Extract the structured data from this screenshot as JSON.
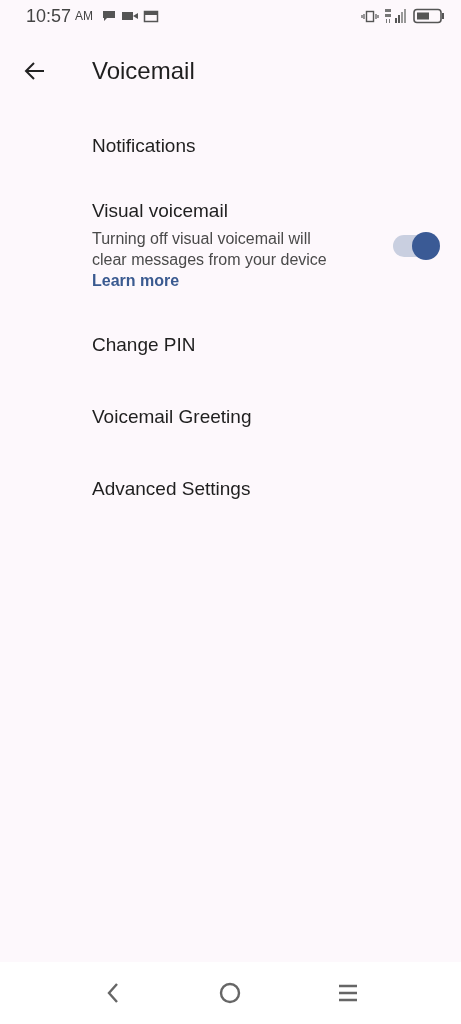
{
  "status_bar": {
    "time": "10:57",
    "period": "AM"
  },
  "header": {
    "title": "Voicemail"
  },
  "items": [
    {
      "kind": "plain",
      "label": "Notifications"
    },
    {
      "kind": "toggle",
      "label": "Visual voicemail",
      "description": "Turning off visual voicemail will clear messages from your device",
      "link": "Learn more",
      "on": true
    },
    {
      "kind": "plain",
      "label": "Change PIN"
    },
    {
      "kind": "plain",
      "label": "Voicemail Greeting"
    },
    {
      "kind": "plain",
      "label": "Advanced Settings"
    }
  ]
}
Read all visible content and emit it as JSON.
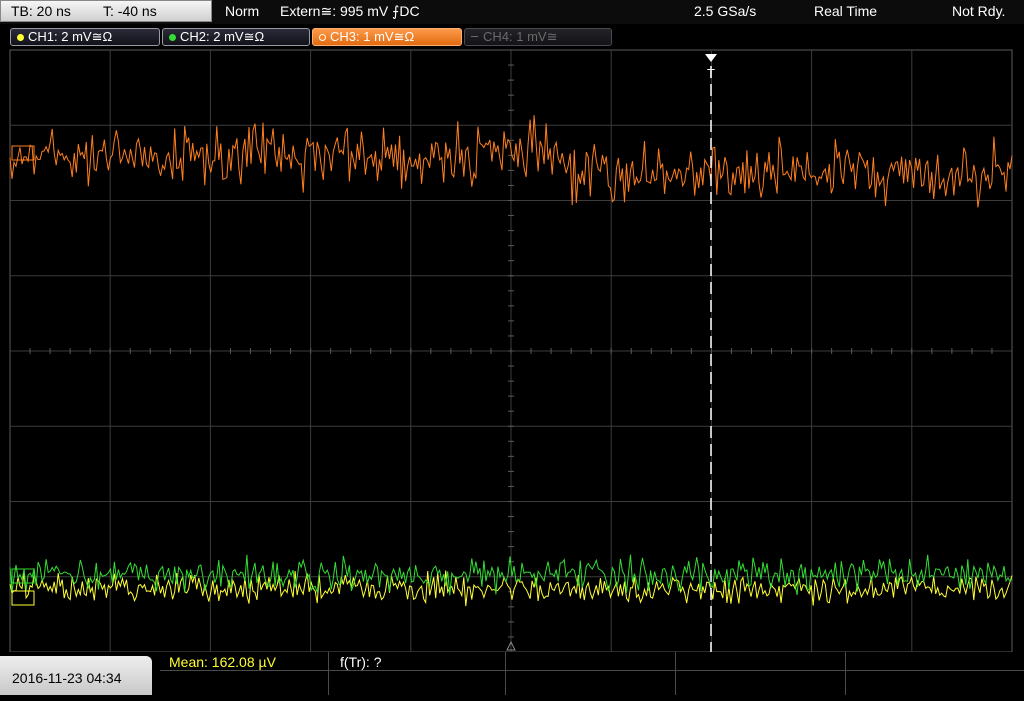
{
  "status": {
    "timebase": "TB: 20 ns",
    "trigger_time": "T: -40 ns",
    "trigger_mode": "Norm",
    "trigger_source": "Extern≅: 995 mV ⨍DC",
    "sample_rate": "2.5 GSa/s",
    "acq_mode": "Real Time",
    "run_state": "Not Rdy."
  },
  "channels": [
    {
      "label": "CH1: 2 mV≅Ω",
      "color": "#ffff33",
      "state": "on"
    },
    {
      "label": "CH2: 2 mV≅Ω",
      "color": "#33dd33",
      "state": "on"
    },
    {
      "label": "CH3: 1 mV≅Ω",
      "color": "#ff7f1f",
      "state": "selected"
    },
    {
      "label": "CH4: 1 mV≅",
      "color": "#666666",
      "state": "off"
    }
  ],
  "trigger_marker": "T",
  "timestamp": "2016-11-23 04:34",
  "measurements": {
    "mean": "Mean: 162.08 µV",
    "ftr": "f(Tr): ?"
  },
  "colors": {
    "ch1": "#ffff33",
    "ch2": "#33dd33",
    "ch3": "#ff7f1f",
    "grid": "#3c3c3c",
    "trigger": "#ffffff",
    "mean_text": "#ffff33"
  }
}
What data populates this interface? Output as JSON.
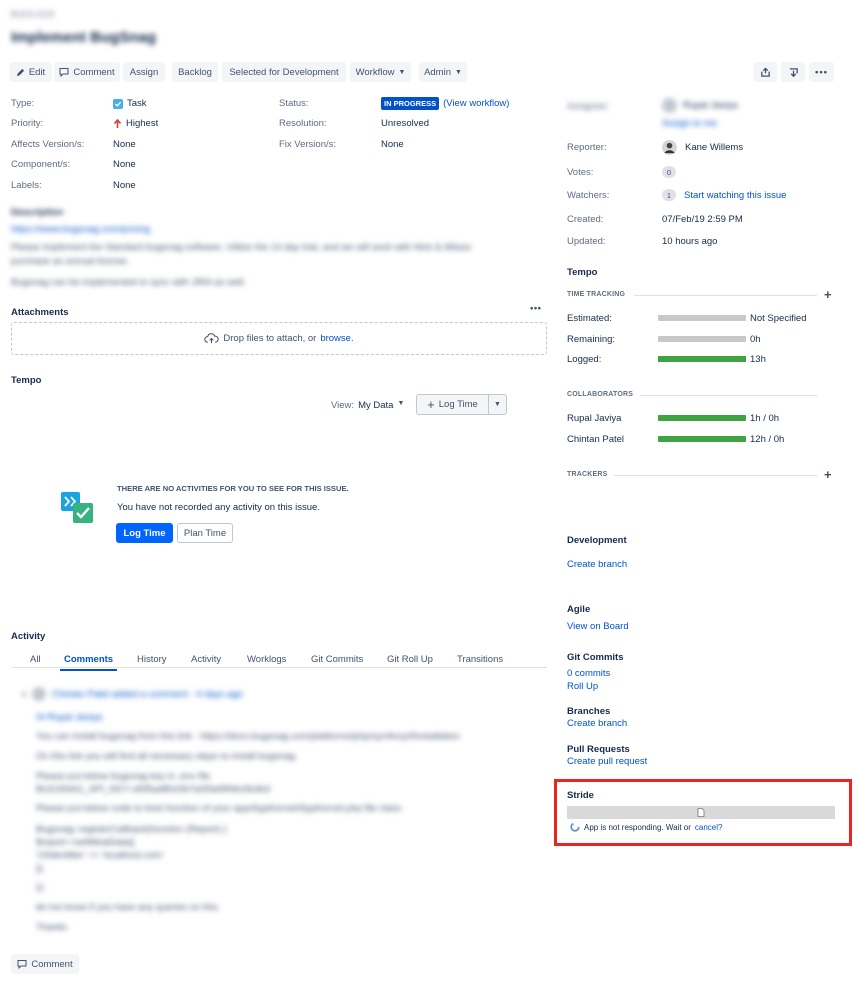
{
  "header": {
    "breadcrumb": "BUGS-3123",
    "title": "Implement BugSnag"
  },
  "toolbar": {
    "edit": "Edit",
    "comment": "Comment",
    "assign": "Assign",
    "backlog": "Backlog",
    "selected_for_development": "Selected for Development",
    "workflow": "Workflow",
    "admin": "Admin"
  },
  "details": {
    "type_label": "Type:",
    "type_value": "Task",
    "priority_label": "Priority:",
    "priority_value": "Highest",
    "affects_label": "Affects Version/s:",
    "affects_value": "None",
    "component_label": "Component/s:",
    "component_value": "None",
    "labels_label": "Labels:",
    "labels_value": "None",
    "status_label": "Status:",
    "status_value": "IN PROGRESS",
    "view_workflow": "(View workflow)",
    "resolution_label": "Resolution:",
    "resolution_value": "Unresolved",
    "fix_label": "Fix Version/s:",
    "fix_value": "None"
  },
  "description": {
    "heading": "Description",
    "link": "https://www.bugsnag.com/pricing",
    "line1": "Please implement the Standard bugsnag software. Utilize the 14 day trial, and we will work with Nick & Allison",
    "line2": "purchase an annual license.",
    "line3": "Bugsnag can be implemented to sync with JIRA as well."
  },
  "attachments": {
    "heading": "Attachments",
    "drop_text": "Drop files to attach, or",
    "browse": "browse."
  },
  "tempo_left": {
    "heading": "Tempo",
    "view_label": "View:",
    "view_value": "My Data",
    "log_time_button": "Log Time",
    "empty_title": "THERE ARE NO ACTIVITIES FOR YOU TO SEE FOR THIS ISSUE.",
    "empty_text": "You have not recorded any activity on this issue.",
    "log_time": "Log Time",
    "plan_time": "Plan Time"
  },
  "activity": {
    "heading": "Activity",
    "tabs": [
      "All",
      "Comments",
      "History",
      "Activity",
      "Worklogs",
      "Git Commits",
      "Git Roll Up",
      "Transitions"
    ],
    "comment_header": "Chintan Patel added a comment - 4 days ago",
    "comment_lines": [
      "Hi Rupal Javiya",
      "You can install bugsnag from this link - https://docs.bugsnag.com/platforms/php/symfony/#installation",
      "On this link you will find all necessary steps to install bugsnag.",
      "Please put below bugsnag key in .env file",
      "BUGSNAG_API_KEY=d0f5ad80c5b7a0f3a5ff46c5b3b3",
      "Please put below code to boot function of your app/AppKernel/AppKernel.php file class.",
      "Bugsnag::registerCallback(function (Report) {",
      "$report->setMetaData([",
      "'UIIdentifier' => 'localhost.com'",
      "]);",
      "});",
      "let me know if you have any queries on this.",
      "Thanks"
    ],
    "comment_button": "Comment"
  },
  "people": {
    "assignee_label": "Assignee:",
    "assignee_value": "Rupal Javiya",
    "assign_to_me": "Assign to me",
    "reporter_label": "Reporter:",
    "reporter_value": "Kane Willems",
    "votes_label": "Votes:",
    "votes_value": "0",
    "watchers_label": "Watchers:",
    "watchers_value": "1",
    "watch_link": "Start watching this issue",
    "created_label": "Created:",
    "created_value": "07/Feb/19 2:59 PM",
    "updated_label": "Updated:",
    "updated_value": "10 hours ago"
  },
  "tempo_right": {
    "heading": "Tempo",
    "time_tracking": "TIME TRACKING",
    "estimated_label": "Estimated:",
    "estimated_value": "Not Specified",
    "remaining_label": "Remaining:",
    "remaining_value": "0h",
    "logged_label": "Logged:",
    "logged_value": "13h",
    "logged_fraction": 1.0,
    "collaborators": "COLLABORATORS",
    "collaborator_rows": [
      {
        "name": "Rupal Javiya",
        "value": "1h / 0h"
      },
      {
        "name": "Chintan Patel",
        "value": "12h / 0h"
      }
    ],
    "trackers": "TRACKERS"
  },
  "development": {
    "heading": "Development",
    "create_branch": "Create branch"
  },
  "agile": {
    "heading": "Agile",
    "view_on_board": "View on Board"
  },
  "git_commits": {
    "heading": "Git Commits",
    "commits": "0 commits",
    "roll_up": "Roll Up"
  },
  "branches": {
    "heading": "Branches",
    "create_branch": "Create branch"
  },
  "pull_requests": {
    "heading": "Pull Requests",
    "create": "Create pull request"
  },
  "stride": {
    "heading": "Stride",
    "message": "App is not responding. Wait or",
    "cancel": "cancel?",
    "highlight_color": "#e8261e"
  }
}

○ ○ ○ ○ ○

Only the number is wanted: how many lines in the preceding entries hold the string "with"?

In response: 2